Records from a collection
⁂

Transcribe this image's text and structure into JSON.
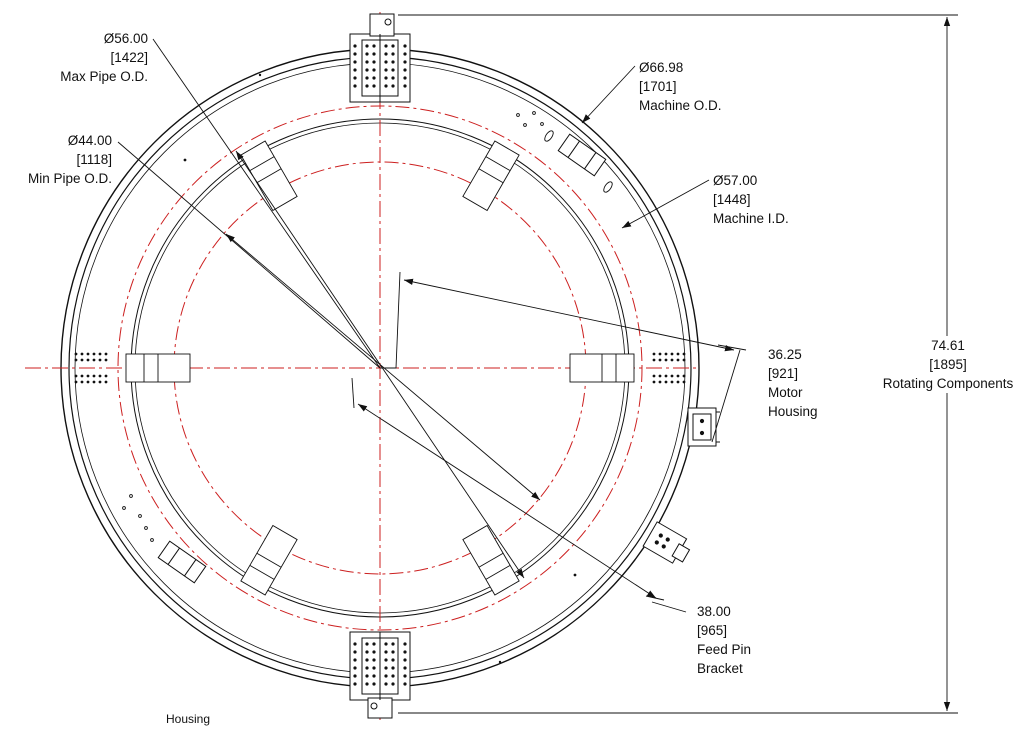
{
  "diagram": {
    "callouts": {
      "max_pipe": {
        "dim": "Ø56.00",
        "metric": "[1422]",
        "desc": "Max Pipe O.D."
      },
      "min_pipe": {
        "dim": "Ø44.00",
        "metric": "[1118]",
        "desc": "Min Pipe O.D."
      },
      "machine_od": {
        "dim": "Ø66.98",
        "metric": "[1701]",
        "desc": "Machine O.D."
      },
      "machine_id": {
        "dim": "Ø57.00",
        "metric": "[1448]",
        "desc": "Machine I.D."
      },
      "motor_housing": {
        "dim": "36.25",
        "metric": "[921]",
        "desc1": "Motor",
        "desc2": "Housing"
      },
      "feed_pin": {
        "dim": "38.00",
        "metric": "[965]",
        "desc1": "Feed Pin",
        "desc2": "Bracket"
      },
      "rotating": {
        "dim": "74.61",
        "metric": "[1895]",
        "desc": "Rotating Components"
      }
    },
    "footer_label": "Housing",
    "colors": {
      "line": "#111111",
      "centerline": "#cc1f1f",
      "background": "#ffffff"
    }
  }
}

⁂

▶ Objective:
Quote the material exactly. Pictures stay out.

▶ Result below:
Transcribe this image's text and structure into JSON.
{
  "diagram": {
    "callouts": {
      "max_pipe": {
        "dim": "Ø56.00",
        "metric": "[1422]",
        "desc": "Max Pipe O.D."
      },
      "min_pipe": {
        "dim": "Ø44.00",
        "metric": "[1118]",
        "desc": "Min Pipe O.D."
      },
      "machine_od": {
        "dim": "Ø66.98",
        "metric": "[1701]",
        "desc": "Machine O.D."
      },
      "machine_id": {
        "dim": "Ø57.00",
        "metric": "[1448]",
        "desc": "Machine I.D."
      },
      "motor_housing": {
        "dim": "36.25",
        "metric": "[921]",
        "desc1": "Motor",
        "desc2": "Housing"
      },
      "feed_pin": {
        "dim": "38.00",
        "metric": "[965]",
        "desc1": "Feed Pin",
        "desc2": "Bracket"
      },
      "rotating": {
        "dim": "74.61",
        "metric": "[1895]",
        "desc": "Rotating Components"
      }
    },
    "footer_label": "Housing",
    "colors": {
      "line": "#111111",
      "centerline": "#cc1f1f",
      "background": "#ffffff"
    }
  }
}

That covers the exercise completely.